___ Data supplied
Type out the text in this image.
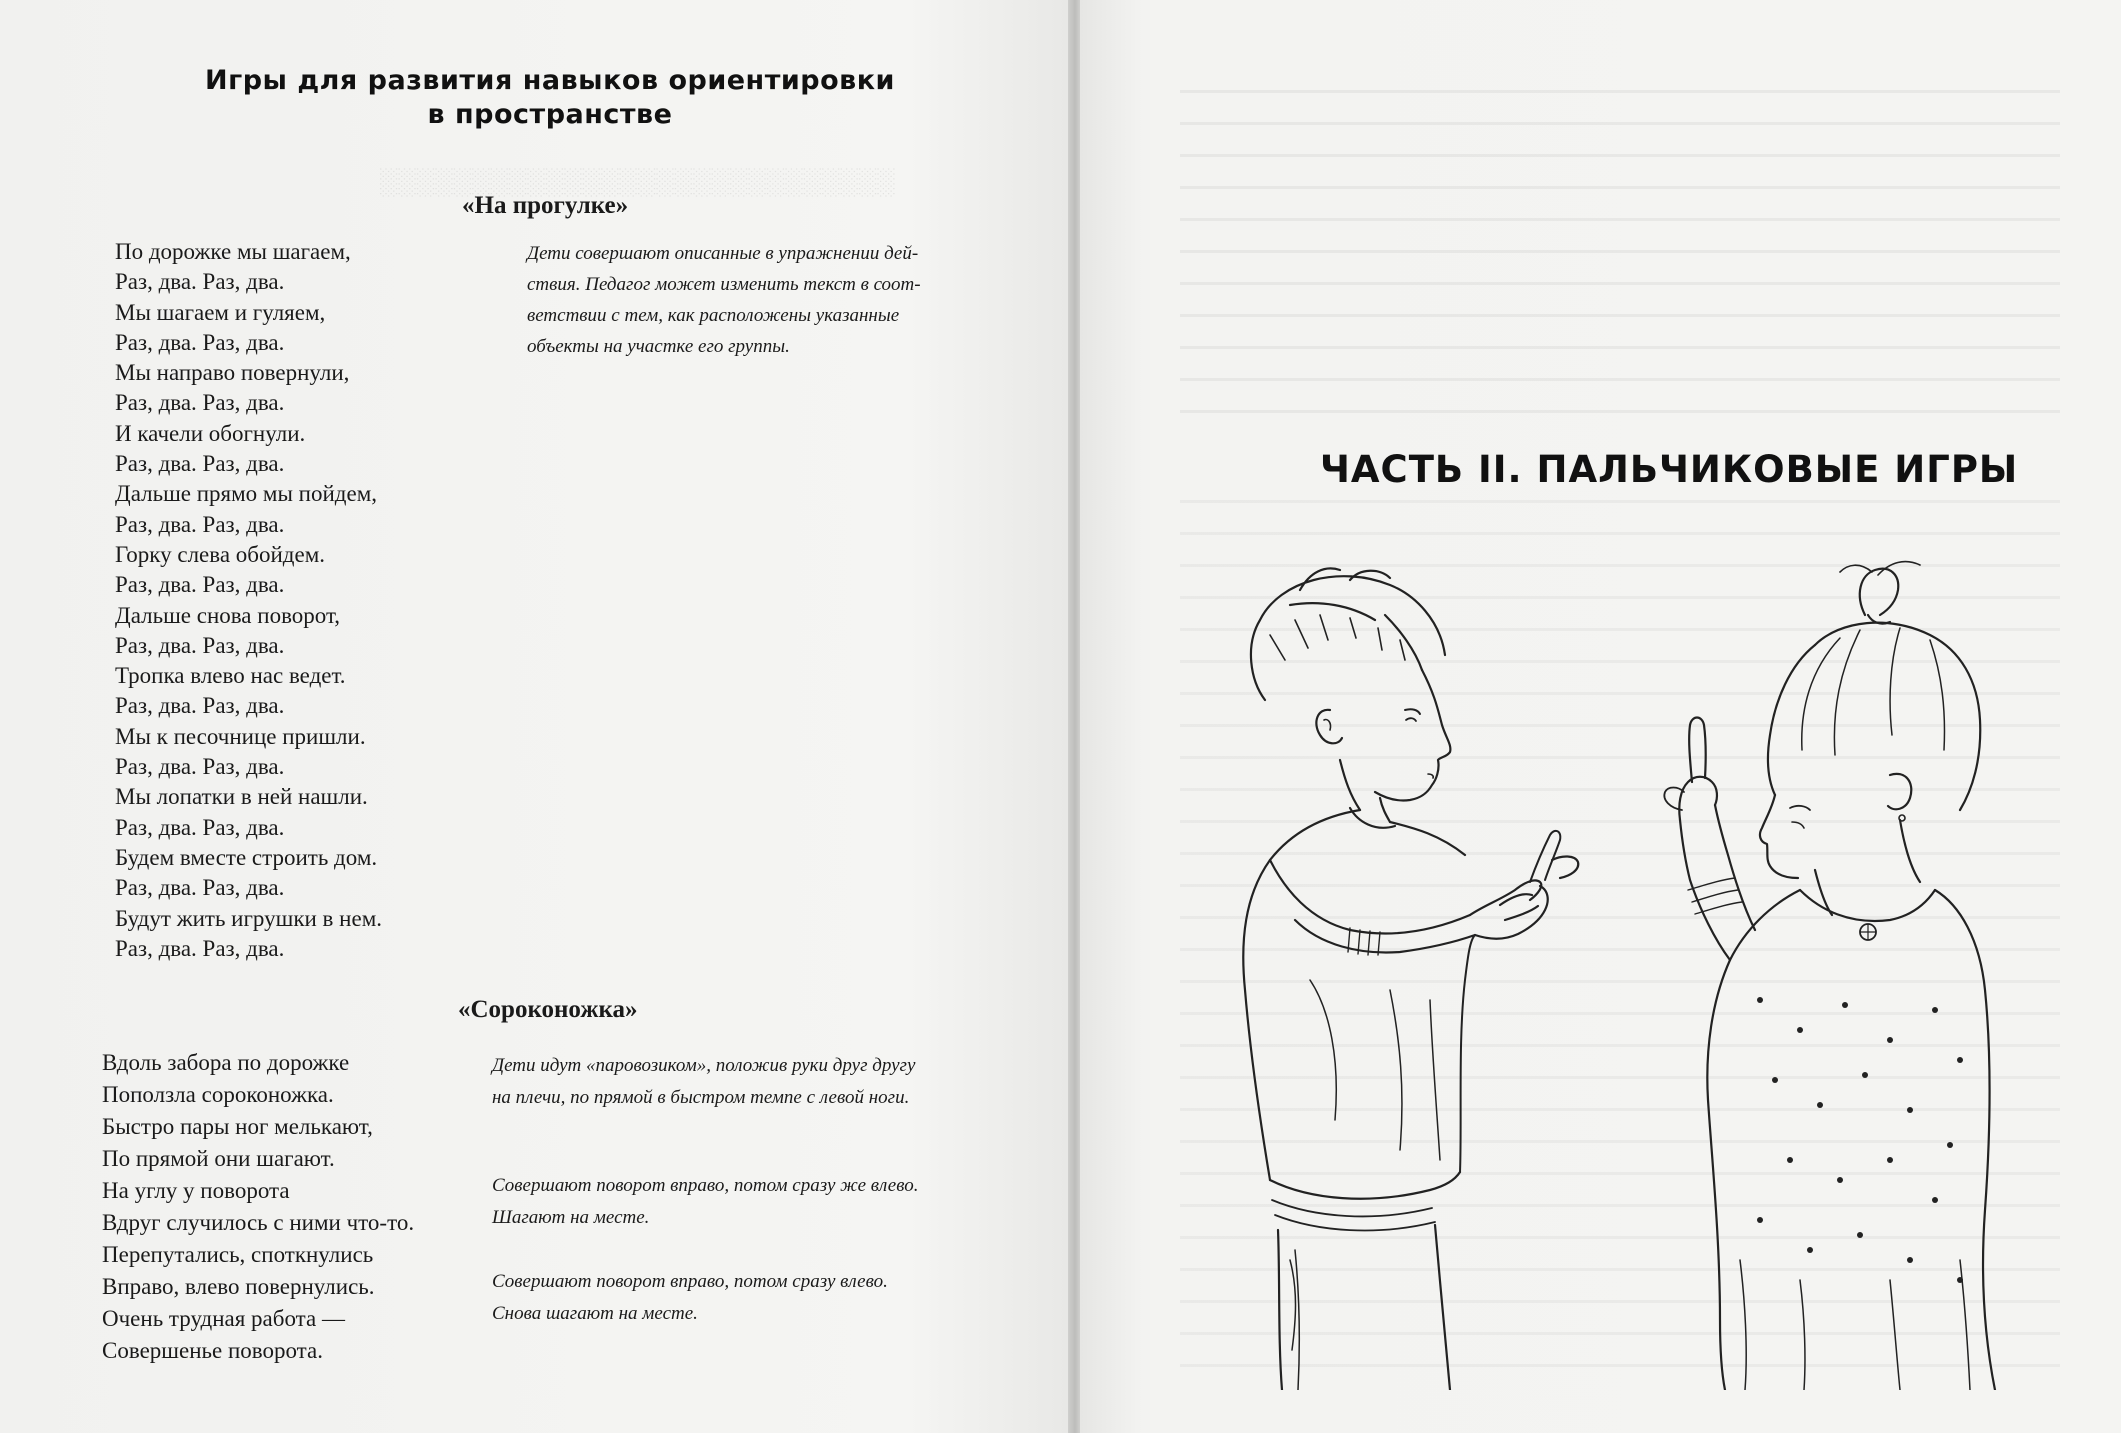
░░░░░░░░░░░░░░░░░░░░░░░░░░░░
Игры для развития навыков ориентировки
в пространстве
«На прогулке»
По дорожке мы шагаем,
Раз, два. Раз, два.
Мы шагаем и гуляем,
Раз, два. Раз, два.
Мы направо повернули,
Раз, два. Раз, два.
И качели обогнули.
Раз, два. Раз, два.
Дальше прямо мы пойдем,
Раз, два. Раз, два.
Горку слева обойдем.
Раз, два. Раз, два.
Дальше снова поворот,
Раз, два. Раз, два.
Тропка влево нас ведет.
Раз, два. Раз, два.
Мы к песочнице пришли.
Раз, два. Раз, два.
Мы лопатки в ней нашли.
Раз, два. Раз, два.
Будем вместе строить дом.
Раз, два. Раз, два.
Будут жить игрушки в нем.
Раз, два. Раз, два.
Дети совершают описанные в упражнении дей-
ствия. Педагог может изменить текст в соот-
ветствии с тем, как расположены указанные
объекты на участке его группы.
«Сороконожка»
Вдоль забора по дорожке
Поползла сороконожка.
Быстро пары ног мелькают,
По прямой они шагают.
На углу у поворота
Вдруг случилось с ними что-то.
Перепутались, споткнулись
Вправо, влево повернулись.
Очень трудная работа —
Совершенье поворота.
Дети идут «паровозиком», положив руки друг другу
на плечи, по прямой в быстром темпе с левой ноги.
Совершают поворот вправо, потом сразу же влево.
Шагают на месте.
Совершают поворот вправо, потом сразу влево.
Снова шагают на месте.
ЧАСТЬ II. ПАЛЬЧИКОВЫЕ ИГРЫ
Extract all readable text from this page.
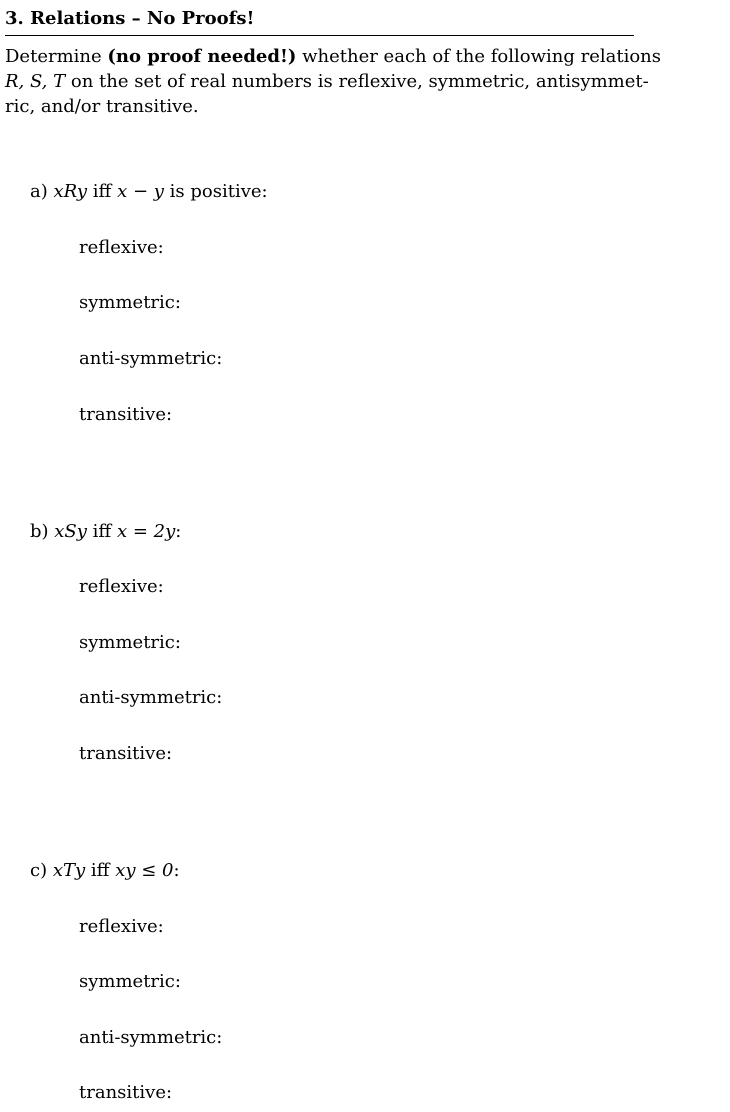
3. Relations – No Proofs!
Determine (no proof needed!) whether each of the following relations
R, S, T on the set of real numbers is reflexive, symmetric, antisymmet-
ric, and/or transitive.
a) xRy iff x − y is positive:
reflexive:
symmetric:
anti-symmetric:
transitive:
b) xSy iff x = 2y:
reflexive:
symmetric:
anti-symmetric:
transitive:
c) xTy iff xy ≤ 0:
reflexive:
symmetric:
anti-symmetric:
transitive:
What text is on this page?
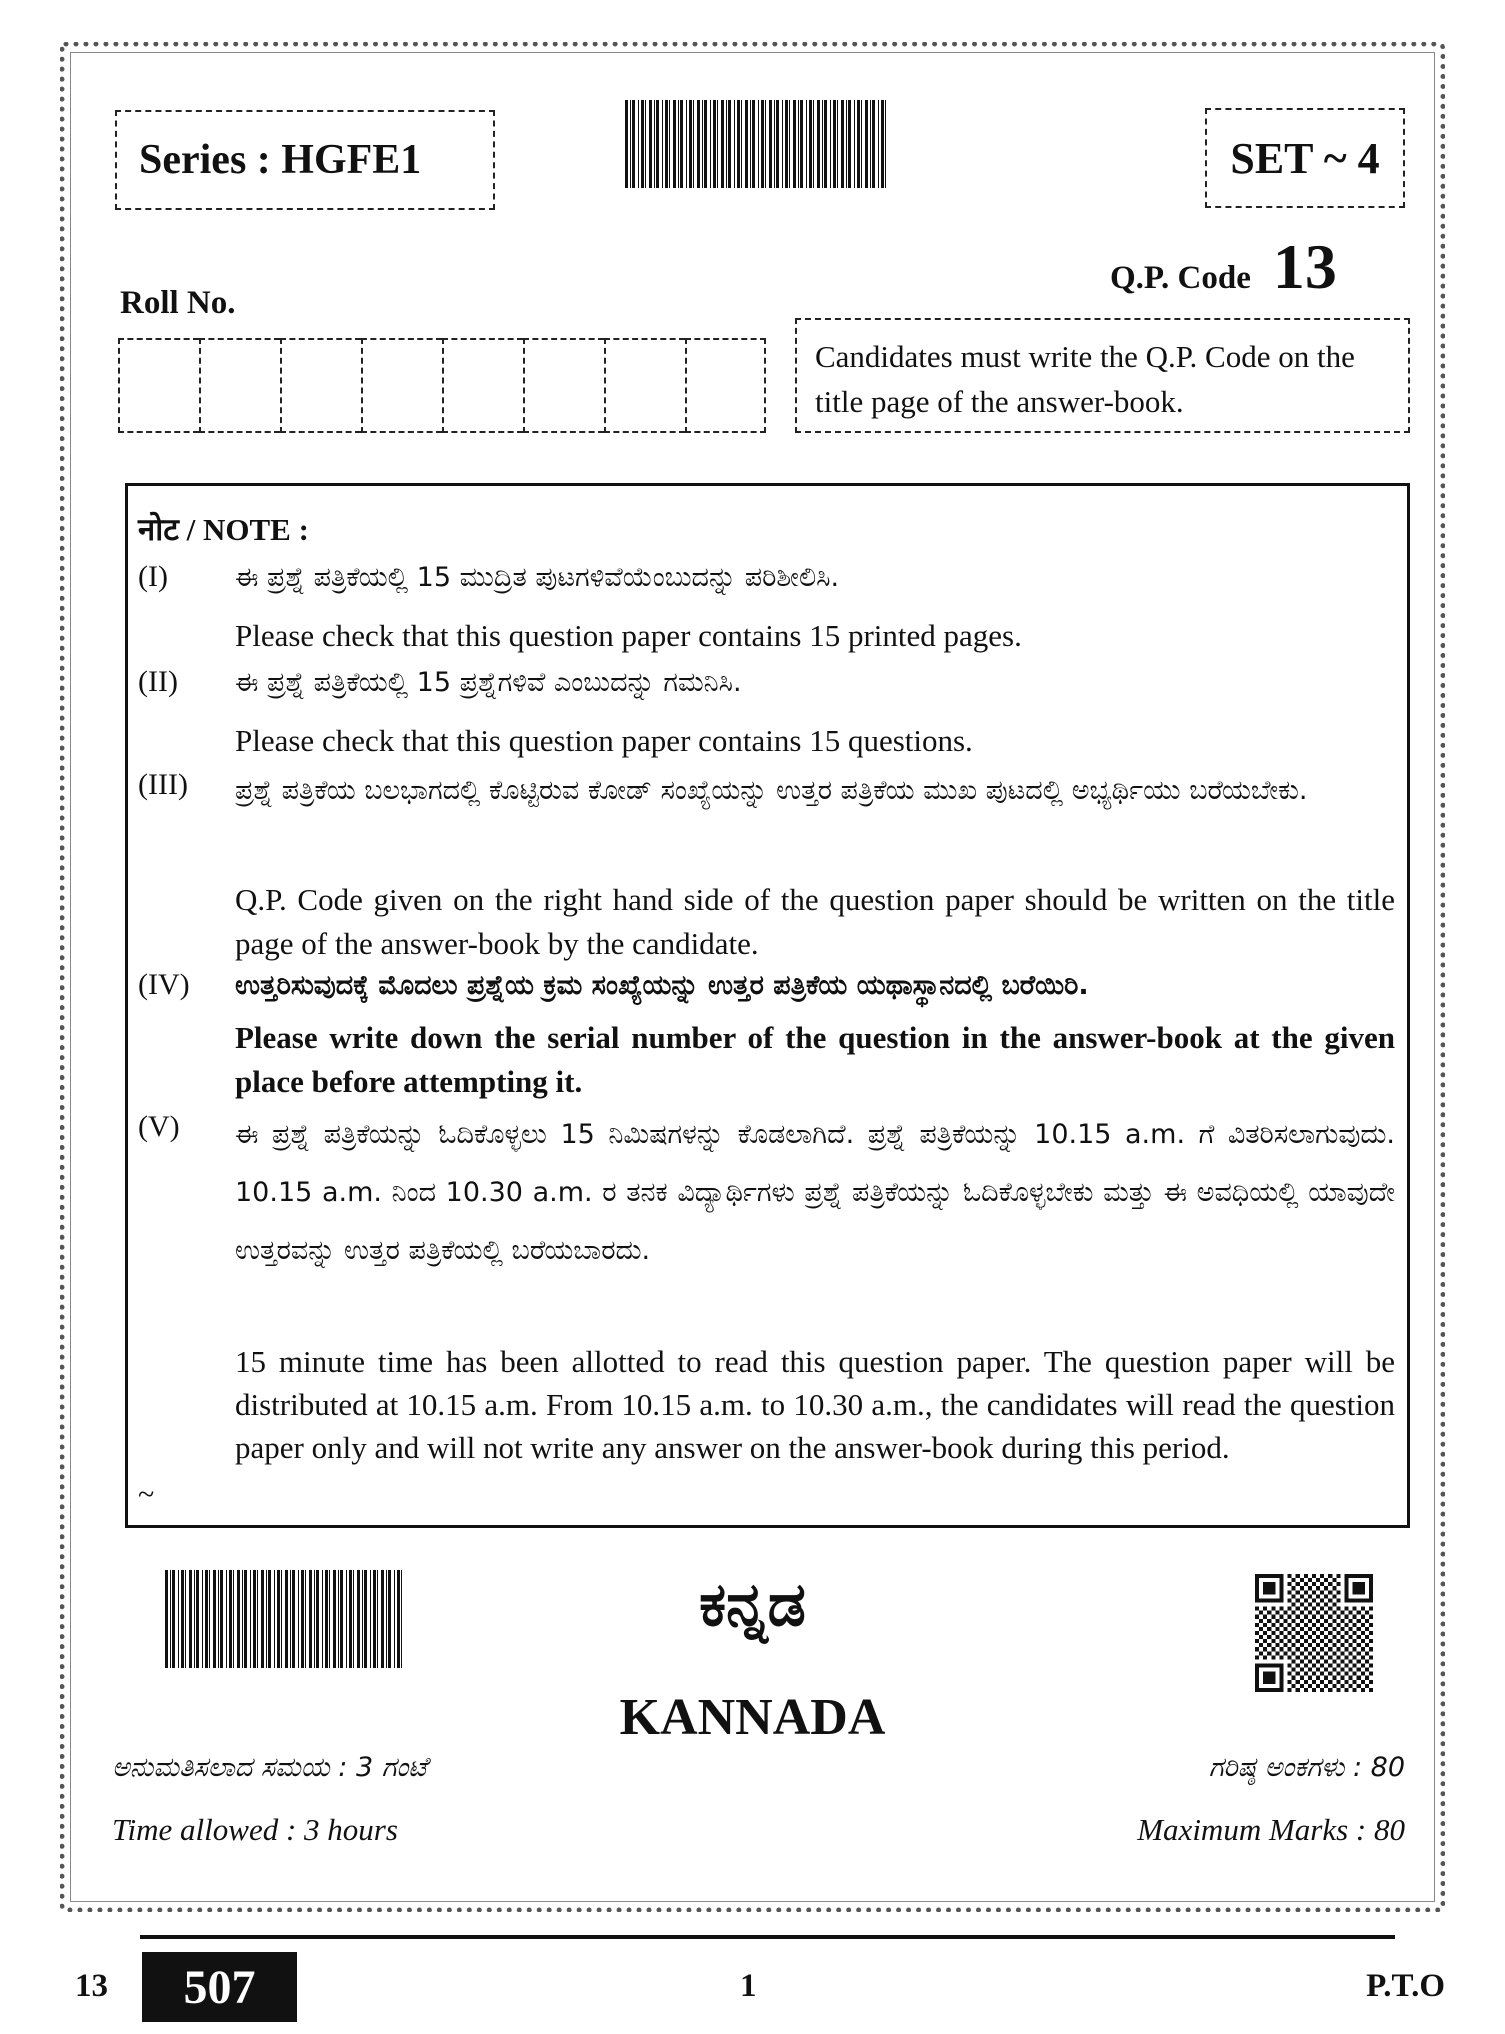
Series : HGFE1	SET ~ 4
Q.P. Code 13
Roll No.
Candidates must write the Q.P. Code on the title page of the answer-book.
नोट / NOTE :
(I) ಈ ಪ್ರಶ್ನೆ ಪತ್ರಿಕೆಯಲ್ಲಿ 15 ಮುದ್ರಿತ ಪುಟಗಳಿವೆಯೆಂಬುದನ್ನು ಪರಿಶೀಲಿಸಿ.
Please check that this question paper contains 15 printed pages.
(II) ಈ ಪ್ರಶ್ನೆ ಪತ್ರಿಕೆಯಲ್ಲಿ 15 ಪ್ರಶ್ನೆಗಳಿವೆ ಎಂಬುದನ್ನು ಗಮನಿಸಿ.
Please check that this question paper contains 15 questions.
(III) ಪ್ರಶ್ನೆ ಪತ್ರಿಕೆಯ ಬಲಭಾಗದಲ್ಲಿ ಕೊಟ್ಟಿರುವ ಕೋಡ್ ಸಂಖ್ಯೆಯನ್ನು ಉತ್ತರ ಪತ್ರಿಕೆಯ ಮುಖ ಪುಟದಲ್ಲಿ ಅಭ್ಯರ್ಥಿಯು ಬರೆಯಬೇಕು.
Q.P. Code given on the right hand side of the question paper should be written on the title page of the answer-book by the candidate.
(IV) ಉತ್ತರಿಸುವುದಕ್ಕೆ ಮೊದಲು ಪ್ರಶ್ನೆಯ ಕ್ರಮ ಸಂಖ್ಯೆಯನ್ನು ಉತ್ತರ ಪತ್ರಿಕೆಯ ಯಥಾಸ್ಥಾನದಲ್ಲಿ ಬರೆಯಿರಿ.
Please write down the serial number of the question in the answer-book at the given place before attempting it.
(V) ಈ ಪ್ರಶ್ನೆ ಪತ್ರಿಕೆಯನ್ನು ಓದಿಕೊಳ್ಳಲು 15 ನಿಮಿಷಗಳನ್ನು ಕೊಡಲಾಗಿದೆ. ಪ್ರಶ್ನೆ ಪತ್ರಿಕೆಯನ್ನು 10.15 a.m. ಗೆ ವಿತರಿಸಲಾಗುವುದು. 10.15 a.m. ನಿಂದ 10.30 a.m. ರ ತನಕ ವಿದ್ಯಾರ್ಥಿಗಳು ಪ್ರಶ್ನೆ ಪತ್ರಿಕೆಯನ್ನು ಓದಿಕೊಳ್ಳಬೇಕು ಮತ್ತು ಈ ಅವಧಿಯಲ್ಲಿ ಯಾವುದೇ ಉತ್ತರವನ್ನು ಉತ್ತರ ಪತ್ರಿಕೆಯಲ್ಲಿ ಬರೆಯಬಾರದು.
15 minute time has been allotted to read this question paper. The question paper will be distributed at 10.15 a.m. From 10.15 a.m. to 10.30 a.m., the candidates will read the question paper only and will not write any answer on the answer-book during this period.
~
ಕನ್ನಡ
KANNADA
ಅನುಮತಿಸಲಾದ ಸಮಯ : 3 ಗಂಟೆ	ಗರಿಷ್ಠ ಅಂಕಗಳು : 80
Time allowed : 3 hours	Maximum Marks : 80
13 507	1	P.T.O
______
Problem statement: What is the number of lines in the records that contain "поворота"? Give that number only.

Solution to this exercise: 2